■ **GOAL**
Find and copy lines holding "tile".

■ **DATA SHOWN**
>> start

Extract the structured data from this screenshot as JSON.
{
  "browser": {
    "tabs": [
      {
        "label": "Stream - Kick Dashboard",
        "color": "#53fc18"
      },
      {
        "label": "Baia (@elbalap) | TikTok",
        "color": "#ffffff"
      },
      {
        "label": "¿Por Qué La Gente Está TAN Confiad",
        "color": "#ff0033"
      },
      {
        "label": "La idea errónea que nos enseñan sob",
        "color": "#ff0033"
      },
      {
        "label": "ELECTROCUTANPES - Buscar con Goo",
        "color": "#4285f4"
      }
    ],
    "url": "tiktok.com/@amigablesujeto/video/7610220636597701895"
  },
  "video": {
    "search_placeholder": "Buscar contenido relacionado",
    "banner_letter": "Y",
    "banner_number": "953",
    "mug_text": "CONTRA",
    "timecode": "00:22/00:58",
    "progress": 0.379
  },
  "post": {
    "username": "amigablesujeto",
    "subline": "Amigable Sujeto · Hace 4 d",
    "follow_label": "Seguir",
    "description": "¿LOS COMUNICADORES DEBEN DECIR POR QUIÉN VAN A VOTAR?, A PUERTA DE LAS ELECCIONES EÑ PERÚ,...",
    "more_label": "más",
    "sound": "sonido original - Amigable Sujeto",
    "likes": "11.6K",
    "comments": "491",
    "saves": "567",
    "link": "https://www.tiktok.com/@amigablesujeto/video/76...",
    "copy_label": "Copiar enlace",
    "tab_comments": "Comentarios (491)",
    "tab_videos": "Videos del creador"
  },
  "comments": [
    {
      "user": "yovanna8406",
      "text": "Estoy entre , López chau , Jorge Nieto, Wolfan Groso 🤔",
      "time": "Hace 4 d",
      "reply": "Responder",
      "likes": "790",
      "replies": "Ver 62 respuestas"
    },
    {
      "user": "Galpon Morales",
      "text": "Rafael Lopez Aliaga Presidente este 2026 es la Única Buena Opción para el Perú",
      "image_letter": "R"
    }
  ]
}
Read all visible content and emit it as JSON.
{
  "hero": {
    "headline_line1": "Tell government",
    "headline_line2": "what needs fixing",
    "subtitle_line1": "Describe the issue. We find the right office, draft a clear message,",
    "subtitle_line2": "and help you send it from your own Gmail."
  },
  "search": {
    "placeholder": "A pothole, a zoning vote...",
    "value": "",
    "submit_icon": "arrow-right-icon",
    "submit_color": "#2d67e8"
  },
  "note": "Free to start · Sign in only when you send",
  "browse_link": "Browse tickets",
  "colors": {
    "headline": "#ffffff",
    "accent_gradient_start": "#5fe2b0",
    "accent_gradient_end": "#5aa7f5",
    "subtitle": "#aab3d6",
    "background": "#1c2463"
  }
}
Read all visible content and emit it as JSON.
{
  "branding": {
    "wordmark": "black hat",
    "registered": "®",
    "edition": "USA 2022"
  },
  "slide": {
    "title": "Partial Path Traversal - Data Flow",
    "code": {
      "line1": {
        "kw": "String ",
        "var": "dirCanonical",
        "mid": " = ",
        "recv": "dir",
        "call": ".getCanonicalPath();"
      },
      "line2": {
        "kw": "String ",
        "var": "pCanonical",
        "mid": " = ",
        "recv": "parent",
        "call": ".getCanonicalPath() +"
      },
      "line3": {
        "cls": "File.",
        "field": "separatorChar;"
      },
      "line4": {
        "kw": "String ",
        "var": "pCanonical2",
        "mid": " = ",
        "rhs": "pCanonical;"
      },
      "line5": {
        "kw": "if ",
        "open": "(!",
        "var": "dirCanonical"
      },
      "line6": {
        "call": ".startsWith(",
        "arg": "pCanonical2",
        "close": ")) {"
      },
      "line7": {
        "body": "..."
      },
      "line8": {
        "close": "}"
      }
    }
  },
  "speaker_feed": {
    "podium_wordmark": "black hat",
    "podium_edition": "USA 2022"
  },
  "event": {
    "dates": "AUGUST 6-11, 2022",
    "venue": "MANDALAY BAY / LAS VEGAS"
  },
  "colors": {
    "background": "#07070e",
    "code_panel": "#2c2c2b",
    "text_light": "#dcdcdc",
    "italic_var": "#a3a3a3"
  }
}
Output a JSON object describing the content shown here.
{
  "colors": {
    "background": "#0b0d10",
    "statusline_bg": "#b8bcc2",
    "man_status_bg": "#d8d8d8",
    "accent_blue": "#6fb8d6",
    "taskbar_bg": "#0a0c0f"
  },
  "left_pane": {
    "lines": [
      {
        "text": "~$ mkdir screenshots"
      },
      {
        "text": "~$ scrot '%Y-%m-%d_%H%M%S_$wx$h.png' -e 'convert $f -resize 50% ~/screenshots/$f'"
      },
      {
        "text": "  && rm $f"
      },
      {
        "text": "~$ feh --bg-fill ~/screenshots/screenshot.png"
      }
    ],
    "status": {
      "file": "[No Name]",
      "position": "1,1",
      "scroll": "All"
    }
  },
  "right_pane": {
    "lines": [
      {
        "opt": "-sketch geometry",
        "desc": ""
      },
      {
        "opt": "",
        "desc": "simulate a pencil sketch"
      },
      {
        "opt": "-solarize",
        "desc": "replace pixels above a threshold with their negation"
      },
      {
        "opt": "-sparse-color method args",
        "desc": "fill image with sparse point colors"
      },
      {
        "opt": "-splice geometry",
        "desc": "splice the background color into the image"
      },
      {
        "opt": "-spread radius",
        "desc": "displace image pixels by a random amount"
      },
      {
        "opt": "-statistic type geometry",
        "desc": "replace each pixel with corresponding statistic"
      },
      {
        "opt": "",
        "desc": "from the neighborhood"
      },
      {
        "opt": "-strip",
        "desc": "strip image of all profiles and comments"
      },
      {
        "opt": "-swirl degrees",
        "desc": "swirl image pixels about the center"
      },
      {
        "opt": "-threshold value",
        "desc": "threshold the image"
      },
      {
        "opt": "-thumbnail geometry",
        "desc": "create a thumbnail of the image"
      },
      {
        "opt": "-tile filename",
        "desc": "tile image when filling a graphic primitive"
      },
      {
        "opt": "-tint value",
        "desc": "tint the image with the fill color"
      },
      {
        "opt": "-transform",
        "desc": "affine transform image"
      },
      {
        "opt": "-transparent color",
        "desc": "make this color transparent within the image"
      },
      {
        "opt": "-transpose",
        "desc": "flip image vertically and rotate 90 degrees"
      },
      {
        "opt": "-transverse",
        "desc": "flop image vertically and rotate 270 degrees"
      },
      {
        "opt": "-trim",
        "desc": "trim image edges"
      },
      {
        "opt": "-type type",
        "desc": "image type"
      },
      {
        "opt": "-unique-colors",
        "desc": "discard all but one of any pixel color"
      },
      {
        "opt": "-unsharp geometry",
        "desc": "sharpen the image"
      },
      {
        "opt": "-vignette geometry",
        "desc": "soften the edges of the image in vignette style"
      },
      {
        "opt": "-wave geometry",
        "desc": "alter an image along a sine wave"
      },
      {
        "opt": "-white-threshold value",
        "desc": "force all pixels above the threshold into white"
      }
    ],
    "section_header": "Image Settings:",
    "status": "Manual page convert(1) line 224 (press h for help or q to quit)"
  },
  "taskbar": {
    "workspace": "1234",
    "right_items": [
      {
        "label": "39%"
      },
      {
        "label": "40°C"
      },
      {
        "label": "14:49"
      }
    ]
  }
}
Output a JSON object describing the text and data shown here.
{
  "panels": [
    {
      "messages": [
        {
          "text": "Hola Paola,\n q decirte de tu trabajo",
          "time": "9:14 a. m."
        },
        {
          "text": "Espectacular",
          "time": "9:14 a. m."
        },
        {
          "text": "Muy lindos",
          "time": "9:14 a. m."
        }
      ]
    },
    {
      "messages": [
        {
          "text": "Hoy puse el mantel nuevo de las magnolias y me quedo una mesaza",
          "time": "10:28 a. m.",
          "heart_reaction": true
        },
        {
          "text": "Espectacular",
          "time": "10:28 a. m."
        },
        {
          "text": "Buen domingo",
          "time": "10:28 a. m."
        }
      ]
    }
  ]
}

>> end

■ **RESULT OF THE TASK**
        "opt": "-tile filename",
        "desc": "tile image when filling a graphic primitive"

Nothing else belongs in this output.